• WHAT YOU NEED TO DO:
Reproduce every one of the entries below verbatim, line for line.

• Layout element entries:
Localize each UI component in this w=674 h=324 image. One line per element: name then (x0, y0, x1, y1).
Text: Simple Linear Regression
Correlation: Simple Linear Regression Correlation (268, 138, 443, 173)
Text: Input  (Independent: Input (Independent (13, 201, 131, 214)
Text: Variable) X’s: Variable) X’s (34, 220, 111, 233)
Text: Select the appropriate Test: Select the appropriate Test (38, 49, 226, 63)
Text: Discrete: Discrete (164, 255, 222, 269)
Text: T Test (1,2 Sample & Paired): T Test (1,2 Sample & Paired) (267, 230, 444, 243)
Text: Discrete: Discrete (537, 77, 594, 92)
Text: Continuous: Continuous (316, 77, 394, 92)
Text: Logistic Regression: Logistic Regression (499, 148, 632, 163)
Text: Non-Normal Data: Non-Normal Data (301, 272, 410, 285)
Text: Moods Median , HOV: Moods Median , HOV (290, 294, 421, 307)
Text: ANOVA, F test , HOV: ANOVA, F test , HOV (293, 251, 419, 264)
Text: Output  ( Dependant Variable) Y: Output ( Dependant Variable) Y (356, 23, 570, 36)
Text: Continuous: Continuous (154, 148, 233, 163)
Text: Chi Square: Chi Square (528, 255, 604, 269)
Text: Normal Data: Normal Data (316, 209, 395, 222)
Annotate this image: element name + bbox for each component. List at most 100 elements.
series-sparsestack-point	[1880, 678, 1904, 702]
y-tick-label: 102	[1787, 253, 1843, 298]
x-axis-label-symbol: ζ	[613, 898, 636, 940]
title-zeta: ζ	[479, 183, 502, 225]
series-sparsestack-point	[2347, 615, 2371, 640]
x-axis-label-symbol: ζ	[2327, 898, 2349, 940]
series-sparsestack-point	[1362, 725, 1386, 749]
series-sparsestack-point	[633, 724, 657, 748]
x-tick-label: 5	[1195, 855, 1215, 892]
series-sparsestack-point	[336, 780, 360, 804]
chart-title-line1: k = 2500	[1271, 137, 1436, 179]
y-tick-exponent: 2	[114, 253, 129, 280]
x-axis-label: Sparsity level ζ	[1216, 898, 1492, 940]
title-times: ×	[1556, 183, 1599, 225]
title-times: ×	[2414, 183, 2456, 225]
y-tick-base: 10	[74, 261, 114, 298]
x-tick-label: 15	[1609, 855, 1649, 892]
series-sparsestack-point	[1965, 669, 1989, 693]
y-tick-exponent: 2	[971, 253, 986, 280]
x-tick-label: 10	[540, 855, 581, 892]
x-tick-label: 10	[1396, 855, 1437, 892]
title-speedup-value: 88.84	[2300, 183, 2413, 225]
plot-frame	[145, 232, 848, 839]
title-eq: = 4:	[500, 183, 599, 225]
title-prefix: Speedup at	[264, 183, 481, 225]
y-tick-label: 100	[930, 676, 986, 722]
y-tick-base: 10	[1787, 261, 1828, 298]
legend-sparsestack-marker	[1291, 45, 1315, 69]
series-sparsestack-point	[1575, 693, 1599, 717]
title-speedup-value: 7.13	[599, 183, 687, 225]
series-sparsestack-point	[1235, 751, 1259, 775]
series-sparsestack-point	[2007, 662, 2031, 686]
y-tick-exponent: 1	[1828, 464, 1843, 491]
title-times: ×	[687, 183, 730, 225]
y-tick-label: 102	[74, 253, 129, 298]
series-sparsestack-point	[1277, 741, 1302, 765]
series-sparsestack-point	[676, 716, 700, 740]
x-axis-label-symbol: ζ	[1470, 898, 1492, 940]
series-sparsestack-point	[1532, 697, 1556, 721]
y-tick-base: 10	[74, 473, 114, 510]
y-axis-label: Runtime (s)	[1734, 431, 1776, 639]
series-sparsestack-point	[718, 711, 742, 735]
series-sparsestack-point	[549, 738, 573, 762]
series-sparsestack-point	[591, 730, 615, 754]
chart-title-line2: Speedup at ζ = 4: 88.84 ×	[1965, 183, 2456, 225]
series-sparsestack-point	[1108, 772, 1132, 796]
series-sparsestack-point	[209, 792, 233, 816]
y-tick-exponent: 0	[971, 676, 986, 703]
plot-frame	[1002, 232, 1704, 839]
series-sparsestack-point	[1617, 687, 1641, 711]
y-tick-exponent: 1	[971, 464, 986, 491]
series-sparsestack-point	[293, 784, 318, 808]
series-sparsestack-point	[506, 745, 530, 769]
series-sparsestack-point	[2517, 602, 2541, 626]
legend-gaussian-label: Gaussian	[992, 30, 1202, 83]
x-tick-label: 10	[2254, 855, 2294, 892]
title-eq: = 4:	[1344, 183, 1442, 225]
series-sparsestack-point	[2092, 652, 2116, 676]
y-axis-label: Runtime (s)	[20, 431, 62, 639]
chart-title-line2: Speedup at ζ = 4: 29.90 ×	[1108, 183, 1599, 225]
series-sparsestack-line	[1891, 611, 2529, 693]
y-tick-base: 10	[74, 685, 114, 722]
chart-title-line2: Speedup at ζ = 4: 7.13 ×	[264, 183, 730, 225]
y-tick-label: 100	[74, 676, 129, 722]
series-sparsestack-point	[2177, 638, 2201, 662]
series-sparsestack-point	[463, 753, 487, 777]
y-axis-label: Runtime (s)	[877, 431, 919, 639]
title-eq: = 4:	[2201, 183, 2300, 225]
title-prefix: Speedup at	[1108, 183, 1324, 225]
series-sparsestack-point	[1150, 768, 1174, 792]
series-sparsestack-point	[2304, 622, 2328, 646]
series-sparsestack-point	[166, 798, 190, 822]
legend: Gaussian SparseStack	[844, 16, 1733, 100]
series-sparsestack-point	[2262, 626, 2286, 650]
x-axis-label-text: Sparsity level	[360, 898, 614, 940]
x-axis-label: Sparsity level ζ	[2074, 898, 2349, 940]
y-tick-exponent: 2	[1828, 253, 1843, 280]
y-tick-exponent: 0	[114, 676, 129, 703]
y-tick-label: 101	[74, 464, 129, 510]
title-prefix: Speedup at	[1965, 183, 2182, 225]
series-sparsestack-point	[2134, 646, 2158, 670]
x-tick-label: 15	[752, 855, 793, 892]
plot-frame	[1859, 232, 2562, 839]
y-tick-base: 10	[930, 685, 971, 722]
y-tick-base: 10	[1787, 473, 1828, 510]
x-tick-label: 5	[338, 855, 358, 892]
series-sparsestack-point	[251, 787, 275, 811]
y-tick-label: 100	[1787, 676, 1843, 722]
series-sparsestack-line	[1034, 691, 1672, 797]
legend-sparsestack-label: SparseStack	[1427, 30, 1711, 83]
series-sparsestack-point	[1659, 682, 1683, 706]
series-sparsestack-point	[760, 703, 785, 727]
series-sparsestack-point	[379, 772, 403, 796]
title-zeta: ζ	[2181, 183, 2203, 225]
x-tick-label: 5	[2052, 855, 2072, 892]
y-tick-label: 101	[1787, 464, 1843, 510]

• ANSWER TO THIS EXERCISE:
Localize each UI component in this w=674 h=324 image. One line per element: name then (x0, y0, x1, y1).
Text: Simple Linear Regression
Correlation: Simple Linear Regression Correlation (268, 138, 443, 173)
Text: Input  (Independent: Input (Independent (13, 201, 131, 214)
Text: Variable) X’s: Variable) X’s (34, 220, 111, 233)
Text: Select the appropriate Test: Select the appropriate Test (38, 49, 226, 63)
Text: Discrete: Discrete (164, 255, 222, 269)
Text: T Test (1,2 Sample & Paired): T Test (1,2 Sample & Paired) (267, 230, 444, 243)
Text: Discrete: Discrete (537, 77, 594, 92)
Text: Continuous: Continuous (316, 77, 394, 92)
Text: Logistic Regression: Logistic Regression (499, 148, 632, 163)
Text: Non-Normal Data: Non-Normal Data (301, 272, 410, 285)
Text: Moods Median , HOV: Moods Median , HOV (290, 294, 421, 307)
Text: ANOVA, F test , HOV: ANOVA, F test , HOV (293, 251, 419, 264)
Text: Output  ( Dependant Variable) Y: Output ( Dependant Variable) Y (356, 23, 570, 36)
Text: Continuous: Continuous (154, 148, 233, 163)
Text: Chi Square: Chi Square (528, 255, 604, 269)
Text: Normal Data: Normal Data (316, 209, 395, 222)
Annotate this image: element name + bbox for each component. List at most 100 elements.
series-sparsestack-point	[1880, 678, 1904, 702]
y-tick-label: 102	[1787, 253, 1843, 298]
x-axis-label-symbol: ζ	[613, 898, 636, 940]
title-zeta: ζ	[479, 183, 502, 225]
series-sparsestack-point	[2347, 615, 2371, 640]
x-axis-label-symbol: ζ	[2327, 898, 2349, 940]
series-sparsestack-point	[1362, 725, 1386, 749]
series-sparsestack-point	[633, 724, 657, 748]
x-tick-label: 5	[1195, 855, 1215, 892]
series-sparsestack-point	[336, 780, 360, 804]
chart-title-line1: k = 2500	[1271, 137, 1436, 179]
y-tick-exponent: 2	[114, 253, 129, 280]
x-axis-label: Sparsity level ζ	[1216, 898, 1492, 940]
title-times: ×	[1556, 183, 1599, 225]
title-times: ×	[2414, 183, 2456, 225]
y-tick-base: 10	[74, 261, 114, 298]
x-tick-label: 15	[1609, 855, 1649, 892]
series-sparsestack-point	[1965, 669, 1989, 693]
y-tick-exponent: 2	[971, 253, 986, 280]
x-tick-label: 10	[540, 855, 581, 892]
x-tick-label: 10	[1396, 855, 1437, 892]
title-speedup-value: 88.84	[2300, 183, 2413, 225]
plot-frame	[145, 232, 848, 839]
title-eq: = 4:	[500, 183, 599, 225]
title-prefix: Speedup at	[264, 183, 481, 225]
y-tick-label: 100	[930, 676, 986, 722]
y-tick-base: 10	[1787, 261, 1828, 298]
legend-sparsestack-marker	[1291, 45, 1315, 69]
series-sparsestack-point	[1575, 693, 1599, 717]
title-speedup-value: 7.13	[599, 183, 687, 225]
series-sparsestack-point	[1235, 751, 1259, 775]
series-sparsestack-point	[2007, 662, 2031, 686]
y-tick-exponent: 1	[1828, 464, 1843, 491]
title-times: ×	[687, 183, 730, 225]
y-tick-label: 102	[74, 253, 129, 298]
series-sparsestack-point	[1277, 741, 1302, 765]
series-sparsestack-point	[676, 716, 700, 740]
x-axis-label-symbol: ζ	[1470, 898, 1492, 940]
series-sparsestack-point	[1532, 697, 1556, 721]
y-tick-base: 10	[74, 473, 114, 510]
y-axis-label: Runtime (s)	[1734, 431, 1776, 639]
series-sparsestack-point	[718, 711, 742, 735]
series-sparsestack-point	[549, 738, 573, 762]
series-sparsestack-point	[591, 730, 615, 754]
chart-title-line2: Speedup at ζ = 4: 88.84 ×	[1965, 183, 2456, 225]
series-sparsestack-point	[1108, 772, 1132, 796]
series-sparsestack-point	[209, 792, 233, 816]
y-tick-exponent: 0	[971, 676, 986, 703]
plot-frame	[1002, 232, 1704, 839]
series-sparsestack-point	[1617, 687, 1641, 711]
y-tick-exponent: 1	[971, 464, 986, 491]
series-sparsestack-point	[293, 784, 318, 808]
series-sparsestack-point	[506, 745, 530, 769]
series-sparsestack-point	[2517, 602, 2541, 626]
legend-gaussian-label: Gaussian	[992, 30, 1202, 83]
x-tick-label: 10	[2254, 855, 2294, 892]
title-eq: = 4:	[1344, 183, 1442, 225]
series-sparsestack-point	[2092, 652, 2116, 676]
y-axis-label: Runtime (s)	[20, 431, 62, 639]
chart-title-line2: Speedup at ζ = 4: 29.90 ×	[1108, 183, 1599, 225]
series-sparsestack-line	[1891, 611, 2529, 693]
y-tick-base: 10	[74, 685, 114, 722]
chart-title-line2: Speedup at ζ = 4: 7.13 ×	[264, 183, 730, 225]
y-tick-label: 100	[74, 676, 129, 722]
series-sparsestack-point	[2177, 638, 2201, 662]
series-sparsestack-point	[463, 753, 487, 777]
y-axis-label: Runtime (s)	[877, 431, 919, 639]
title-eq: = 4:	[2201, 183, 2300, 225]
title-prefix: Speedup at	[1108, 183, 1324, 225]
series-sparsestack-point	[1150, 768, 1174, 792]
series-sparsestack-point	[2304, 622, 2328, 646]
series-sparsestack-point	[166, 798, 190, 822]
legend: Gaussian SparseStack	[844, 16, 1733, 100]
series-sparsestack-point	[2262, 626, 2286, 650]
x-axis-label-text: Sparsity level	[360, 898, 614, 940]
x-axis-label: Sparsity level ζ	[2074, 898, 2349, 940]
y-tick-exponent: 2	[1828, 253, 1843, 280]
y-tick-exponent: 0	[114, 676, 129, 703]
y-tick-label: 101	[74, 464, 129, 510]
title-prefix: Speedup at	[1965, 183, 2182, 225]
series-sparsestack-point	[2134, 646, 2158, 670]
x-tick-label: 15	[752, 855, 793, 892]
plot-frame	[1859, 232, 2562, 839]
y-tick-base: 10	[930, 685, 971, 722]
y-tick-base: 10	[1787, 473, 1828, 510]
x-tick-label: 5	[338, 855, 358, 892]
series-sparsestack-point	[251, 787, 275, 811]
y-tick-label: 100	[1787, 676, 1843, 722]
series-sparsestack-line	[1034, 691, 1672, 797]
legend-sparsestack-label: SparseStack	[1427, 30, 1711, 83]
series-sparsestack-point	[1659, 682, 1683, 706]
series-sparsestack-point	[760, 703, 785, 727]
series-sparsestack-point	[379, 772, 403, 796]
title-zeta: ζ	[2181, 183, 2203, 225]
x-tick-label: 5	[2052, 855, 2072, 892]
y-tick-label: 101	[1787, 464, 1843, 510]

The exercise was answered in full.